● TO DO: Repeat each line of the material exactly.

[begin ENTRIES]

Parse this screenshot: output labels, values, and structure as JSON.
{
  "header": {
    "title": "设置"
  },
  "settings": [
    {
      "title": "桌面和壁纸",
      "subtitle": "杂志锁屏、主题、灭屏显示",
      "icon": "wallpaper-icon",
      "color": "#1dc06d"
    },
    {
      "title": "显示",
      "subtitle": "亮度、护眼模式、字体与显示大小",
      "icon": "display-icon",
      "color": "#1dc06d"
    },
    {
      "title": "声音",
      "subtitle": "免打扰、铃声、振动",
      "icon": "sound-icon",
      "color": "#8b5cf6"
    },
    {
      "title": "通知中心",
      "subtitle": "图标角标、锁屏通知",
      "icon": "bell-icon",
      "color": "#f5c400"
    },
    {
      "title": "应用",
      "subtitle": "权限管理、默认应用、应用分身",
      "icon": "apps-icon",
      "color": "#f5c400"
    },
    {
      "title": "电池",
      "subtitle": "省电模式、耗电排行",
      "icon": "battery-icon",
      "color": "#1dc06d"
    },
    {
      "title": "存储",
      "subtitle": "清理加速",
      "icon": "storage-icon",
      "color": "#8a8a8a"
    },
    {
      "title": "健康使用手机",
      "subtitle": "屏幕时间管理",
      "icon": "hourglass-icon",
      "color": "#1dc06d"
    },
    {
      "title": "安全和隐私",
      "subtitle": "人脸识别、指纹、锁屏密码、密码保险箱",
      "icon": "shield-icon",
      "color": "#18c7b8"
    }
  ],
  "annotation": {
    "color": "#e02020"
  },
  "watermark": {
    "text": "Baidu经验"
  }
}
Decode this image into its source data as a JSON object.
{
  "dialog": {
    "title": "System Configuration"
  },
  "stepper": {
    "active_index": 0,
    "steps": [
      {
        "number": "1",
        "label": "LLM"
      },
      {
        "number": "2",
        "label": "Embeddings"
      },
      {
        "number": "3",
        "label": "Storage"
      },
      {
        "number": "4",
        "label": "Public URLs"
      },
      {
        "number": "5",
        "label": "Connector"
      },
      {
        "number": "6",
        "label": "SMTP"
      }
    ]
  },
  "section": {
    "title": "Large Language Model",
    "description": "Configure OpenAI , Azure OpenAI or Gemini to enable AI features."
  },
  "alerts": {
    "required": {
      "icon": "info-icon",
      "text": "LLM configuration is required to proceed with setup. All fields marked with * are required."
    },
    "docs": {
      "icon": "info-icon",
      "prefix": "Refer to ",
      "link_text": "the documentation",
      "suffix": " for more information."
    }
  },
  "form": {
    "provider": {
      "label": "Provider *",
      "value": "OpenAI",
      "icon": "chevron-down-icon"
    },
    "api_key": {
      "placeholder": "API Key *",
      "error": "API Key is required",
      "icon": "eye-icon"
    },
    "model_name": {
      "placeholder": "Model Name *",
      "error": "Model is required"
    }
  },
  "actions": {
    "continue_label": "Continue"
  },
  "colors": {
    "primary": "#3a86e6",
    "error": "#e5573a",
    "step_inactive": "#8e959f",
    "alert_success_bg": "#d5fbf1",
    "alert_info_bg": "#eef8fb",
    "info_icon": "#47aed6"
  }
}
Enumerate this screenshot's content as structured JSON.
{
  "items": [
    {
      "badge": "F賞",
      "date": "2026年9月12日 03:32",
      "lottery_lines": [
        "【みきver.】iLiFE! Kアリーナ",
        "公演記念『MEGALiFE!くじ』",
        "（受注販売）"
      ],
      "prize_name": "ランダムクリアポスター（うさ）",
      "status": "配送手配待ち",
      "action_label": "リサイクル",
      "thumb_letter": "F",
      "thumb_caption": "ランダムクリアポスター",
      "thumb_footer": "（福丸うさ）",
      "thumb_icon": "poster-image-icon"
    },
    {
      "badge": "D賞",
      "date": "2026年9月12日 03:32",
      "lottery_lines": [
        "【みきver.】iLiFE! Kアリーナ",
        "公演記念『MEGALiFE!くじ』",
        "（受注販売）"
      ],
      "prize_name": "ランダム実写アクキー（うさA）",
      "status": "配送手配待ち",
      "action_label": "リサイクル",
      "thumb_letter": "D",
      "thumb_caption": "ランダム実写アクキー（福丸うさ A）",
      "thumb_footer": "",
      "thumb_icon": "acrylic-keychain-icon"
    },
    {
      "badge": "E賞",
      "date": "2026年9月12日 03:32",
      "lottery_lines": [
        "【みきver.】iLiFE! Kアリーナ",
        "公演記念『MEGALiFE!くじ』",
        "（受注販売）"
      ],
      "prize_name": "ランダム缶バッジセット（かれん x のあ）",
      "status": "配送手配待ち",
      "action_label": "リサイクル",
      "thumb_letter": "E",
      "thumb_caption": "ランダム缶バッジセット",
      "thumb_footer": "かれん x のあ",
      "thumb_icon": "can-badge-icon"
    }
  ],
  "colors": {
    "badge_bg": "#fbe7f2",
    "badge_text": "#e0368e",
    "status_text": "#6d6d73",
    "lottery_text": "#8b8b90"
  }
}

[end ENTRIES]

● EXERCISE RESPONSE:
Parse this screenshot: output labels, values, and structure as JSON.
{
  "header": {
    "title": "设置"
  },
  "settings": [
    {
      "title": "桌面和壁纸",
      "subtitle": "杂志锁屏、主题、灭屏显示",
      "icon": "wallpaper-icon",
      "color": "#1dc06d"
    },
    {
      "title": "显示",
      "subtitle": "亮度、护眼模式、字体与显示大小",
      "icon": "display-icon",
      "color": "#1dc06d"
    },
    {
      "title": "声音",
      "subtitle": "免打扰、铃声、振动",
      "icon": "sound-icon",
      "color": "#8b5cf6"
    },
    {
      "title": "通知中心",
      "subtitle": "图标角标、锁屏通知",
      "icon": "bell-icon",
      "color": "#f5c400"
    },
    {
      "title": "应用",
      "subtitle": "权限管理、默认应用、应用分身",
      "icon": "apps-icon",
      "color": "#f5c400"
    },
    {
      "title": "电池",
      "subtitle": "省电模式、耗电排行",
      "icon": "battery-icon",
      "color": "#1dc06d"
    },
    {
      "title": "存储",
      "subtitle": "清理加速",
      "icon": "storage-icon",
      "color": "#8a8a8a"
    },
    {
      "title": "健康使用手机",
      "subtitle": "屏幕时间管理",
      "icon": "hourglass-icon",
      "color": "#1dc06d"
    },
    {
      "title": "安全和隐私",
      "subtitle": "人脸识别、指纹、锁屏密码、密码保险箱",
      "icon": "shield-icon",
      "color": "#18c7b8"
    }
  ],
  "annotation": {
    "color": "#e02020"
  },
  "watermark": {
    "text": "Baidu经验"
  }
}
Decode this image into its source data as a JSON object.
{
  "dialog": {
    "title": "System Configuration"
  },
  "stepper": {
    "active_index": 0,
    "steps": [
      {
        "number": "1",
        "label": "LLM"
      },
      {
        "number": "2",
        "label": "Embeddings"
      },
      {
        "number": "3",
        "label": "Storage"
      },
      {
        "number": "4",
        "label": "Public URLs"
      },
      {
        "number": "5",
        "label": "Connector"
      },
      {
        "number": "6",
        "label": "SMTP"
      }
    ]
  },
  "section": {
    "title": "Large Language Model",
    "description": "Configure OpenAI , Azure OpenAI or Gemini to enable AI features."
  },
  "alerts": {
    "required": {
      "icon": "info-icon",
      "text": "LLM configuration is required to proceed with setup. All fields marked with * are required."
    },
    "docs": {
      "icon": "info-icon",
      "prefix": "Refer to ",
      "link_text": "the documentation",
      "suffix": " for more information."
    }
  },
  "form": {
    "provider": {
      "label": "Provider *",
      "value": "OpenAI",
      "icon": "chevron-down-icon"
    },
    "api_key": {
      "placeholder": "API Key *",
      "error": "API Key is required",
      "icon": "eye-icon"
    },
    "model_name": {
      "placeholder": "Model Name *",
      "error": "Model is required"
    }
  },
  "actions": {
    "continue_label": "Continue"
  },
  "colors": {
    "primary": "#3a86e6",
    "error": "#e5573a",
    "step_inactive": "#8e959f",
    "alert_success_bg": "#d5fbf1",
    "alert_info_bg": "#eef8fb",
    "info_icon": "#47aed6"
  }
}
Enumerate this screenshot's content as structured JSON.
{
  "items": [
    {
      "badge": "F賞",
      "date": "2026年9月12日 03:32",
      "lottery_lines": [
        "【みきver.】iLiFE! Kアリーナ",
        "公演記念『MEGALiFE!くじ』",
        "（受注販売）"
      ],
      "prize_name": "ランダムクリアポスター（うさ）",
      "status": "配送手配待ち",
      "action_label": "リサイクル",
      "thumb_letter": "F",
      "thumb_caption": "ランダムクリアポスター",
      "thumb_footer": "（福丸うさ）",
      "thumb_icon": "poster-image-icon"
    },
    {
      "badge": "D賞",
      "date": "2026年9月12日 03:32",
      "lottery_lines": [
        "【みきver.】iLiFE! Kアリーナ",
        "公演記念『MEGALiFE!くじ』",
        "（受注販売）"
      ],
      "prize_name": "ランダム実写アクキー（うさA）",
      "status": "配送手配待ち",
      "action_label": "リサイクル",
      "thumb_letter": "D",
      "thumb_caption": "ランダム実写アクキー（福丸うさ A）",
      "thumb_footer": "",
      "thumb_icon": "acrylic-keychain-icon"
    },
    {
      "badge": "E賞",
      "date": "2026年9月12日 03:32",
      "lottery_lines": [
        "【みきver.】iLiFE! Kアリーナ",
        "公演記念『MEGALiFE!くじ』",
        "（受注販売）"
      ],
      "prize_name": "ランダム缶バッジセット（かれん x のあ）",
      "status": "配送手配待ち",
      "action_label": "リサイクル",
      "thumb_letter": "E",
      "thumb_caption": "ランダム缶バッジセット",
      "thumb_footer": "かれん x のあ",
      "thumb_icon": "can-badge-icon"
    }
  ],
  "colors": {
    "badge_bg": "#fbe7f2",
    "badge_text": "#e0368e",
    "status_text": "#6d6d73",
    "lottery_text": "#8b8b90"
  }
}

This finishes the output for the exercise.